Exercise: Copy the stretch of the records from the line containing "What elements are" through the line containing "answer-c[interactable]: C．C bbox=[326, 277, 358, 292]", character for character.

[Element and region listings]

begin

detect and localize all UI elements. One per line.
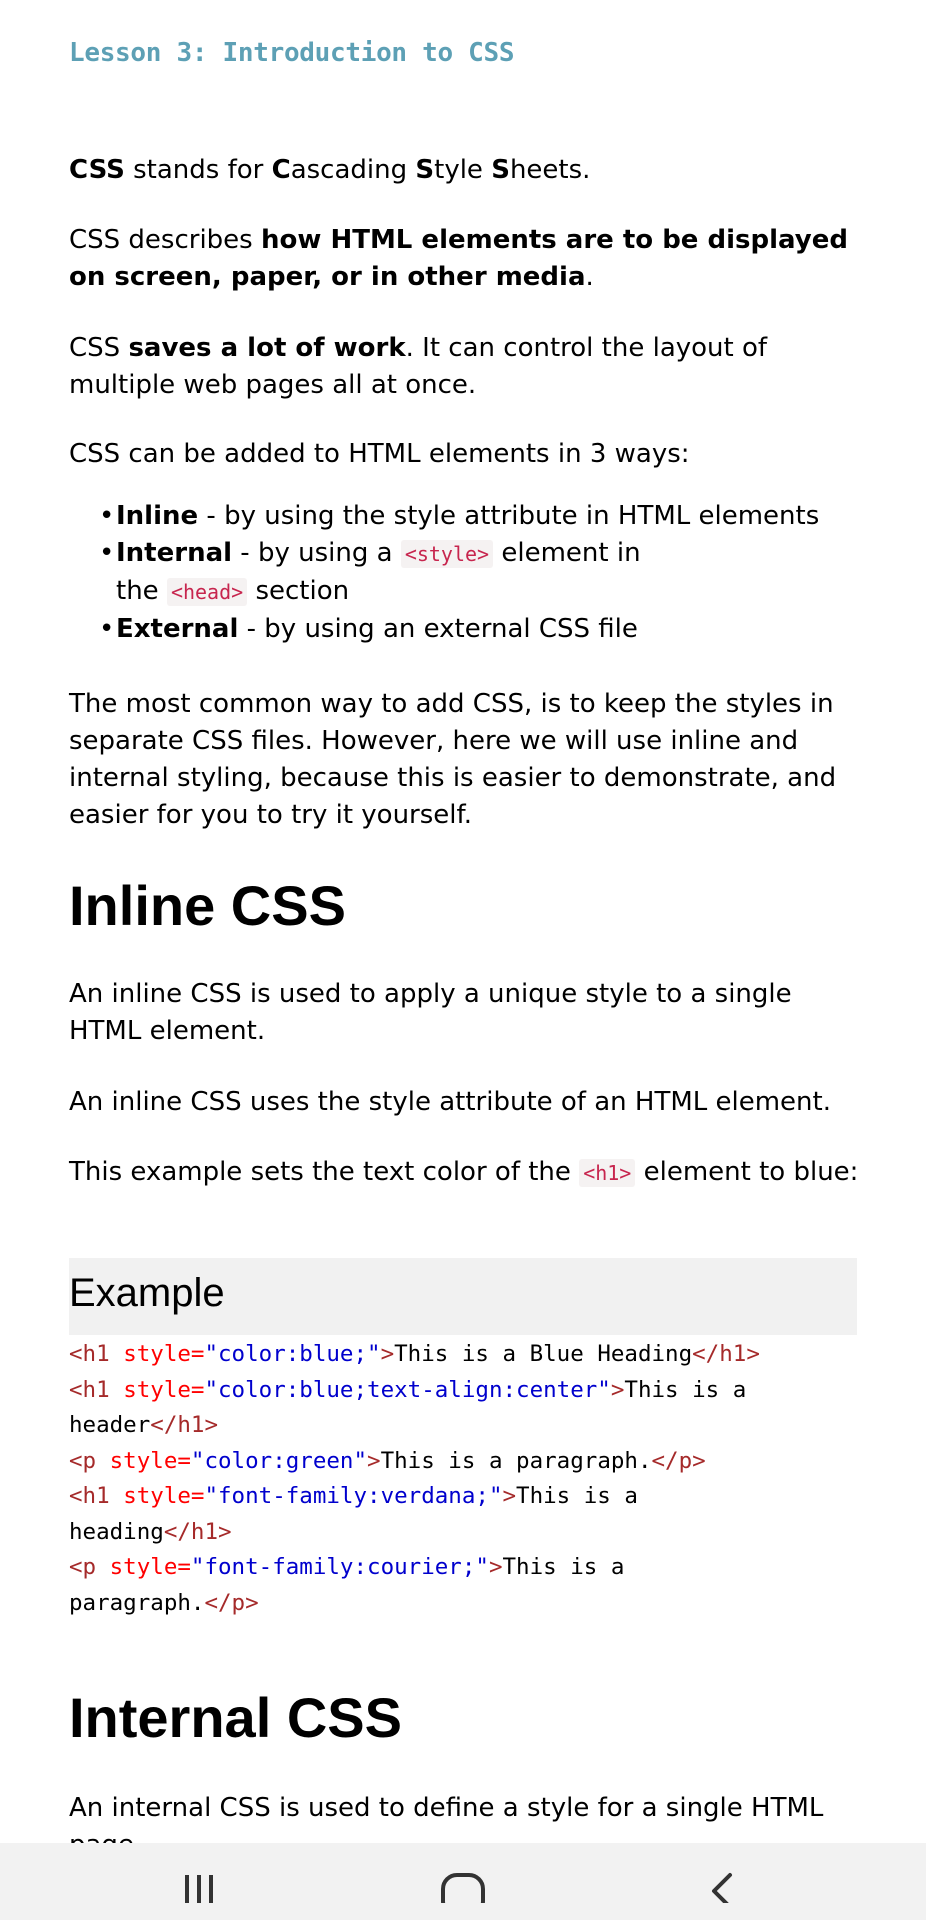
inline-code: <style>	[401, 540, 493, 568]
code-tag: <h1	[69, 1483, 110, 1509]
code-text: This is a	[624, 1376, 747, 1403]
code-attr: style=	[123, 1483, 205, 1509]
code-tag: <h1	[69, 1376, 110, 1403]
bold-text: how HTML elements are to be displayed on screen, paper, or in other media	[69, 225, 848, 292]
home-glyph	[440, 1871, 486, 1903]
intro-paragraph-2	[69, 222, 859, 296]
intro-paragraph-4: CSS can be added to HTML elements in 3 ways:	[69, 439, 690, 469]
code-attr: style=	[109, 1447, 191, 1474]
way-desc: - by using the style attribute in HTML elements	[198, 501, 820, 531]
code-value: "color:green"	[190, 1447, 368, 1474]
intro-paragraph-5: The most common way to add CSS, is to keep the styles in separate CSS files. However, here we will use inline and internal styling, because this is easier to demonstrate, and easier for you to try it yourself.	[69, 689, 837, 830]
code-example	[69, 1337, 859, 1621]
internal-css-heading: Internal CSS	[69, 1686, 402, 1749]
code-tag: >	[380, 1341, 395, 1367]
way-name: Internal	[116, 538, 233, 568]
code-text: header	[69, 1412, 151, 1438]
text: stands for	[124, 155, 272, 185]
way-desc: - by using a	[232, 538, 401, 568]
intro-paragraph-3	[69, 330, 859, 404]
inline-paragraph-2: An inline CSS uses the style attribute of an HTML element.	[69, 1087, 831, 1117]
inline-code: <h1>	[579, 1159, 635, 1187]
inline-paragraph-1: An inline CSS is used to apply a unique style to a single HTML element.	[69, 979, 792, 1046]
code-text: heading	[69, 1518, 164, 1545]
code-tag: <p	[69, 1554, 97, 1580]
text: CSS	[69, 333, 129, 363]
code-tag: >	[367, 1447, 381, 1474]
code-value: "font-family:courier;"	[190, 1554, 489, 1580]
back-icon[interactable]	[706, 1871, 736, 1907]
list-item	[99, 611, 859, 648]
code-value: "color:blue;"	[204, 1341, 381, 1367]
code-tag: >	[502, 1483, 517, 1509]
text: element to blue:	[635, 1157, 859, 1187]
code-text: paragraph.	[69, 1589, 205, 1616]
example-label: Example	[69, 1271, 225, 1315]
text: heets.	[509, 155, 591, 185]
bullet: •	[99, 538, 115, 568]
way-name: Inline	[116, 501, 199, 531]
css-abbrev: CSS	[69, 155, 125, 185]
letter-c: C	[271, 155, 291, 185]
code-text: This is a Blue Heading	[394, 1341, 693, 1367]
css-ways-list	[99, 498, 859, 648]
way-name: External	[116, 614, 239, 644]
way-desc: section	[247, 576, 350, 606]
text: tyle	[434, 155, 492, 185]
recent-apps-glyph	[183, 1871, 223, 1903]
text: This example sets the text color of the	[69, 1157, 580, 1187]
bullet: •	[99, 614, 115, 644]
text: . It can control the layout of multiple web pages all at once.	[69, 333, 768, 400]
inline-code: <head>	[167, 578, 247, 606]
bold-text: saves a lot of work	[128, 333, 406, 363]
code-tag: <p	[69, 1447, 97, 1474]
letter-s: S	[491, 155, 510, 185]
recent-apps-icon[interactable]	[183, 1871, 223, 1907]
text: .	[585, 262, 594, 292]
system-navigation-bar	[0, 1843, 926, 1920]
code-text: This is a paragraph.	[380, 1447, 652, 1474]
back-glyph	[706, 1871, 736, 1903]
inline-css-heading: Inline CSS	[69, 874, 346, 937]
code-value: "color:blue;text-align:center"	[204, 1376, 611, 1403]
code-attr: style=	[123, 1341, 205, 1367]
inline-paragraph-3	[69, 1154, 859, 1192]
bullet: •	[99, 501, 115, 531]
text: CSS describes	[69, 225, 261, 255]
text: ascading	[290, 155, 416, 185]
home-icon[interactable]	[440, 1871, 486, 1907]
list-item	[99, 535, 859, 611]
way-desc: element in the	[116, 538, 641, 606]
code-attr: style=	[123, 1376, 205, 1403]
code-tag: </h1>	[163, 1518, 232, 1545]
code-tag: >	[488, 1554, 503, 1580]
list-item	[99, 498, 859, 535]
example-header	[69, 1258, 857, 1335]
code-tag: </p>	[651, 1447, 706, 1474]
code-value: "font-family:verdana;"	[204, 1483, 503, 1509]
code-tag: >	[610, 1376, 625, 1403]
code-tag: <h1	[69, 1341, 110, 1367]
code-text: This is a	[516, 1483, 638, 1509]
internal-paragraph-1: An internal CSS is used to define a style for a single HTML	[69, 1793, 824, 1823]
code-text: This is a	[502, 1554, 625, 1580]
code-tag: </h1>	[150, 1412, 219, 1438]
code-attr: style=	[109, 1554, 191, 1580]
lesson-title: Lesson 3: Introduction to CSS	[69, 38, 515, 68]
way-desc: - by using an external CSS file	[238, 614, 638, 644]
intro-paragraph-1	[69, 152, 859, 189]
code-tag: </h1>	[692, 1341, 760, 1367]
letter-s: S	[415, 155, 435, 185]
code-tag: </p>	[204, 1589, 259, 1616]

end
begin

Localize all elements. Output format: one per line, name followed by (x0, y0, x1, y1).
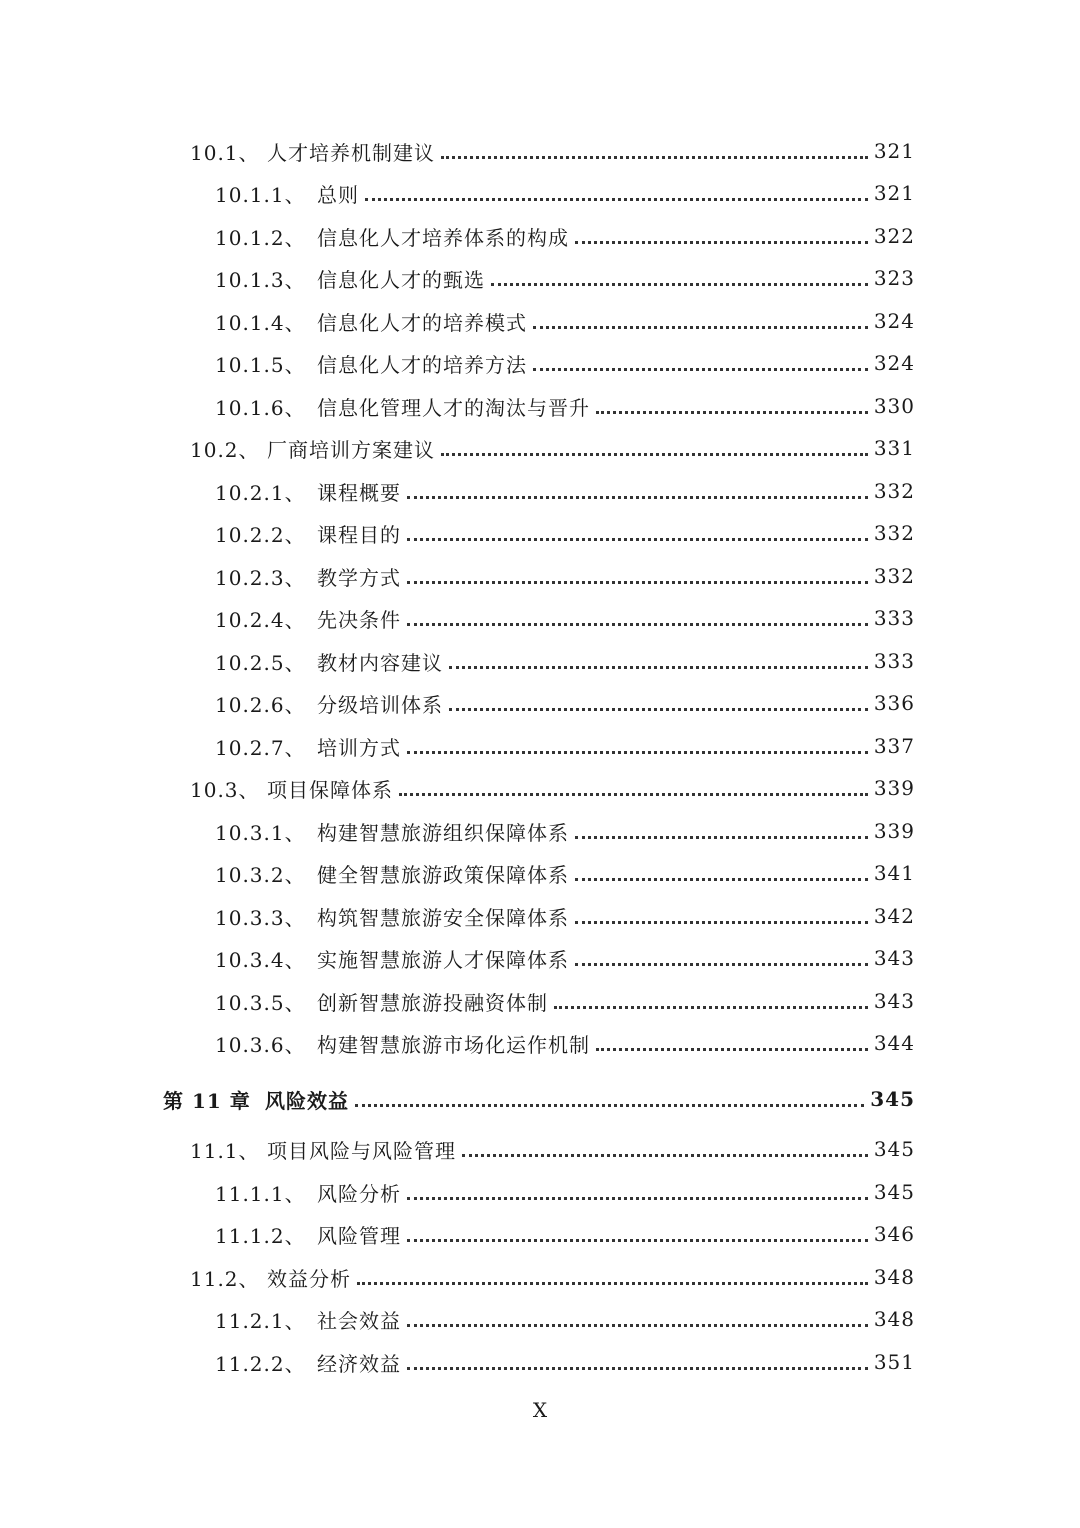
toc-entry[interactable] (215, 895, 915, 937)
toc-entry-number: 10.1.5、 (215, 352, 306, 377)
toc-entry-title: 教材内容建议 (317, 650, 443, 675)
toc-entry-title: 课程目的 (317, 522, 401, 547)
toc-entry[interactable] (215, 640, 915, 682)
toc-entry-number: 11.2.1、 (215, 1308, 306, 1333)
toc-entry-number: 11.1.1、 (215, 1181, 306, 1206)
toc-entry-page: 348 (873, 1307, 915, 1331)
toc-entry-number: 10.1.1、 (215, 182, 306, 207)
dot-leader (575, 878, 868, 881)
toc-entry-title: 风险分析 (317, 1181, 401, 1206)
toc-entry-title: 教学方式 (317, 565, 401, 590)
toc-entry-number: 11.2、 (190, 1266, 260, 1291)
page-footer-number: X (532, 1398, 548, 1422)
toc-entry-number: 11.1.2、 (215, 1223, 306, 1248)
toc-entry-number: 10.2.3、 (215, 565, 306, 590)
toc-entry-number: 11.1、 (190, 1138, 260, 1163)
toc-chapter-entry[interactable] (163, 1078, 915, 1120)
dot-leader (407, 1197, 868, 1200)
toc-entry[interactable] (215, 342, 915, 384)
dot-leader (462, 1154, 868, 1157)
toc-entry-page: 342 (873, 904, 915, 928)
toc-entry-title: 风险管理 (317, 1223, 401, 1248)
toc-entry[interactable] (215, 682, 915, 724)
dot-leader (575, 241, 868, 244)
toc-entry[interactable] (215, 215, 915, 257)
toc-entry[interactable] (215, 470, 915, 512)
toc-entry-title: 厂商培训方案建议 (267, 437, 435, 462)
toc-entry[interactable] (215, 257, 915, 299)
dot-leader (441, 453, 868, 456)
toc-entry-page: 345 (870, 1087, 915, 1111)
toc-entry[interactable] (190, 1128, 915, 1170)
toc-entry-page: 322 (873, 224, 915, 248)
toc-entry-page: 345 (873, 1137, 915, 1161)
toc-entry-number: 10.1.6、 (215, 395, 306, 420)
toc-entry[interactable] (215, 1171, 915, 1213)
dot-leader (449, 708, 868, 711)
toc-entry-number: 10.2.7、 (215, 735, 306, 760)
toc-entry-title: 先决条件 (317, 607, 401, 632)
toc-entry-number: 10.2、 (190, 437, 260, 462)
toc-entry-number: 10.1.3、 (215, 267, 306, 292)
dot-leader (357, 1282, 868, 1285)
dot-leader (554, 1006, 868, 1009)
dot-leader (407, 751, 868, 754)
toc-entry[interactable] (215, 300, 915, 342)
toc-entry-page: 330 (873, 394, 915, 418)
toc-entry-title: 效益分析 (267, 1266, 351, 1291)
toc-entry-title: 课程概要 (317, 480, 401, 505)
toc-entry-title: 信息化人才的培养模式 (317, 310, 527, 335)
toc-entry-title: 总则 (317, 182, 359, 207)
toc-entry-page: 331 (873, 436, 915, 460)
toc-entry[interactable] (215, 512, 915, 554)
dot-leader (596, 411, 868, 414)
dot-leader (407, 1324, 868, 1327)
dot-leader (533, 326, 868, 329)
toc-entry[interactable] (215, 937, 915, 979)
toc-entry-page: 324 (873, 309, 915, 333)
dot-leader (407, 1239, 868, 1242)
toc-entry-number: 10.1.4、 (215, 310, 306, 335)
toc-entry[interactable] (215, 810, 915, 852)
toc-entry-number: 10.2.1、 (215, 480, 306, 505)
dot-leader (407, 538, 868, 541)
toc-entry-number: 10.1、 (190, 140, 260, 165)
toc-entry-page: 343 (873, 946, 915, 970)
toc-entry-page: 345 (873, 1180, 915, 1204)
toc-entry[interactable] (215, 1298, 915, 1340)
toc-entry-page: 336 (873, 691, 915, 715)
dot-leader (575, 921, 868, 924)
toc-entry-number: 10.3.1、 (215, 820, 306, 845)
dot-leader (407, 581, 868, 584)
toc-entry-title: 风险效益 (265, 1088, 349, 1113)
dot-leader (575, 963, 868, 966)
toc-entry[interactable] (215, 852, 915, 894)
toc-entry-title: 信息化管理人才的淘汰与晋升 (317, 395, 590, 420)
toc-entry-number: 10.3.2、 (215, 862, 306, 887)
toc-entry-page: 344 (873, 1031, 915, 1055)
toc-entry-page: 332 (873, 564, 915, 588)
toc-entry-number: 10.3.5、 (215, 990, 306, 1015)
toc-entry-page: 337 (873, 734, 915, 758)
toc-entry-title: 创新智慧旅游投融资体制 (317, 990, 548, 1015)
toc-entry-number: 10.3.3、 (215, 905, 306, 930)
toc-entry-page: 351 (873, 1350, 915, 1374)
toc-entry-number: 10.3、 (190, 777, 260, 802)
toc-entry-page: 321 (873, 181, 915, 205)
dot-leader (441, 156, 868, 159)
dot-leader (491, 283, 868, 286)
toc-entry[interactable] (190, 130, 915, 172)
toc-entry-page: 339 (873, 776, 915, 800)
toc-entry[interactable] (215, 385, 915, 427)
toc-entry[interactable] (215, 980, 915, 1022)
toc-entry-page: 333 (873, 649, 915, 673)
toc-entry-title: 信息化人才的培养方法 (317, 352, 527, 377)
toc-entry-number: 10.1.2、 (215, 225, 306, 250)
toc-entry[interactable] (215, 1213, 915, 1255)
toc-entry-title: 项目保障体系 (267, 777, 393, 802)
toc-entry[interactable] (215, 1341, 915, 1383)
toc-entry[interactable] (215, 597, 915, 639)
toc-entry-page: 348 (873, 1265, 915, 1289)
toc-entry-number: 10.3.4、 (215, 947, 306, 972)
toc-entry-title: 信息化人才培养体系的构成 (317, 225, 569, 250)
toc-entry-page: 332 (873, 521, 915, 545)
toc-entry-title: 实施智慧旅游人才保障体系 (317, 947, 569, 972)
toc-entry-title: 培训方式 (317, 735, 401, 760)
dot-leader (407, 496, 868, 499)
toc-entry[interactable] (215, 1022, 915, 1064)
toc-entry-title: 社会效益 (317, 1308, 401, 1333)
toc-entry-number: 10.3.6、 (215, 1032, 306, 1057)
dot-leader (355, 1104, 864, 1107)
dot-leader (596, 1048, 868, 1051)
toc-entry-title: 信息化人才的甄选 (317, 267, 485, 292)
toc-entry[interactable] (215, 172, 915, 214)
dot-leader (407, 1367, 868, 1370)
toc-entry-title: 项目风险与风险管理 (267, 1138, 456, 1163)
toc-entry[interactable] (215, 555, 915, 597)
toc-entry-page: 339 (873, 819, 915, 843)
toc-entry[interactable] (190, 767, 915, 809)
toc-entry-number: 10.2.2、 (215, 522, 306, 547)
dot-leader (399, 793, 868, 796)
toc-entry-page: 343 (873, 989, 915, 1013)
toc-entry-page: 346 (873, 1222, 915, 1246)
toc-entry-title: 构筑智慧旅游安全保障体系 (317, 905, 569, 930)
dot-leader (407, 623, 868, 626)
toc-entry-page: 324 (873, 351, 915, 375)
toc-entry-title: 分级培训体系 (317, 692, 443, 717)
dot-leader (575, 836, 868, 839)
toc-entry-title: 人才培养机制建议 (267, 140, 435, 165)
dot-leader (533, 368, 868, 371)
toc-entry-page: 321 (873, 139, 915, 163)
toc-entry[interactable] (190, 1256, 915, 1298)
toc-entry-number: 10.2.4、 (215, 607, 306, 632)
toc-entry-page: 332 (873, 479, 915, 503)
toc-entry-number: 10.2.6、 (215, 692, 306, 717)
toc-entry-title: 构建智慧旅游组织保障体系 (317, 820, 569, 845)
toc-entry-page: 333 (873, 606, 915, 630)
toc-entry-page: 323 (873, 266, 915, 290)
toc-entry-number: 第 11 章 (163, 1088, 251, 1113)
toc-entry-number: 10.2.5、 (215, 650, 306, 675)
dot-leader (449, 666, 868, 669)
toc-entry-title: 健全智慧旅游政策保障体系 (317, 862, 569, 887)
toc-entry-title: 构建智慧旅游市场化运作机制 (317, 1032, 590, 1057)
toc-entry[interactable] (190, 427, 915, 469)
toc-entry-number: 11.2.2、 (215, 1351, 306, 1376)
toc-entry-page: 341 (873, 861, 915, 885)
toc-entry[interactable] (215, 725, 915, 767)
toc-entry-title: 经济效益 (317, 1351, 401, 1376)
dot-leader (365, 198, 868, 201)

end
begin

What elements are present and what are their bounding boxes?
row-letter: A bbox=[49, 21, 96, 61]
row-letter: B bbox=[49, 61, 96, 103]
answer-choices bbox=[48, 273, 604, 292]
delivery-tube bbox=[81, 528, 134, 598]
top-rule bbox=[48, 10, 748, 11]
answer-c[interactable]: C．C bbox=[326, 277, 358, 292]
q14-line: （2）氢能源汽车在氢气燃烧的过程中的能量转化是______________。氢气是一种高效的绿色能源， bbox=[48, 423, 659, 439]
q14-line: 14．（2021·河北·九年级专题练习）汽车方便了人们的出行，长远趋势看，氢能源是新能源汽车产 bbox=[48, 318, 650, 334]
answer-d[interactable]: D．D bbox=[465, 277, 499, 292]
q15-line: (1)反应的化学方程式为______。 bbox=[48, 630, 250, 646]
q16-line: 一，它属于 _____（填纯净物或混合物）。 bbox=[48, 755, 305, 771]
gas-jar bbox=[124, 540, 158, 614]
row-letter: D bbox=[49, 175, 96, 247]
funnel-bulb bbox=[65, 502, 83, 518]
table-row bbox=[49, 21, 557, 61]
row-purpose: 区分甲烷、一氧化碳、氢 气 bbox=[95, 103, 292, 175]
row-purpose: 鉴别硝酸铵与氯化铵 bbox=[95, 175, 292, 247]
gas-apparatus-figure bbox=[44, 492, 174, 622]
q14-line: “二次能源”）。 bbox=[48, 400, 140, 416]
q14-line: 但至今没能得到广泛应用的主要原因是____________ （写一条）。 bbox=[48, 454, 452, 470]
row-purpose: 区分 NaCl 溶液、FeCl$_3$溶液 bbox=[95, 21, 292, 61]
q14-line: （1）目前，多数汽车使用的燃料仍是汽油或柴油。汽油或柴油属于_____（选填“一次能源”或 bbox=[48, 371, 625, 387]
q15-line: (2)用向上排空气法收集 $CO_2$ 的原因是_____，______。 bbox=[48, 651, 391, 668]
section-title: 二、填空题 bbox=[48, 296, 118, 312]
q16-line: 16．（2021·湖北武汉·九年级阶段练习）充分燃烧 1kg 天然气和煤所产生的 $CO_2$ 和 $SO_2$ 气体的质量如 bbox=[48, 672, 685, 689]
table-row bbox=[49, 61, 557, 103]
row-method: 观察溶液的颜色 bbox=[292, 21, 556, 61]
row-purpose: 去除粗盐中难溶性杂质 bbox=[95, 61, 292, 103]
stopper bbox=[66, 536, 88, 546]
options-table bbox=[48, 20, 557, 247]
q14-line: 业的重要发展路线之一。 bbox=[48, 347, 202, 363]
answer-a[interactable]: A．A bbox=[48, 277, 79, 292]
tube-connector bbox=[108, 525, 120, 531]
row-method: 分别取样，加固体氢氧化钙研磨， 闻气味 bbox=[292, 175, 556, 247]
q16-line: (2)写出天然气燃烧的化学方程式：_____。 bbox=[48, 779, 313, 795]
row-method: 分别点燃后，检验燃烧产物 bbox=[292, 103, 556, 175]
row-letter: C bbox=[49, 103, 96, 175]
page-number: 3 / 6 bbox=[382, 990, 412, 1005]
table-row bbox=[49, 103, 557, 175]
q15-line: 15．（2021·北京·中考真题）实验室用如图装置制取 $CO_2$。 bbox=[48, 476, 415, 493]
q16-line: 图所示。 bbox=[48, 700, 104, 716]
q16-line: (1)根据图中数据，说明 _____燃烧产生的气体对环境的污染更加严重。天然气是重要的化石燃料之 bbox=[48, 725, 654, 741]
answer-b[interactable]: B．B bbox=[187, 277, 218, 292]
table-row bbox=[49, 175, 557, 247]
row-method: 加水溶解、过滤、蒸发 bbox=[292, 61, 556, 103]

end

Correct answer:
What elements are present and what are their bounding boxes?
row-letter: A bbox=[49, 21, 96, 61]
row-letter: B bbox=[49, 61, 96, 103]
answer-choices bbox=[48, 273, 604, 292]
delivery-tube bbox=[81, 528, 134, 598]
top-rule bbox=[48, 10, 748, 11]
answer-c[interactable]: C．C bbox=[326, 277, 358, 292]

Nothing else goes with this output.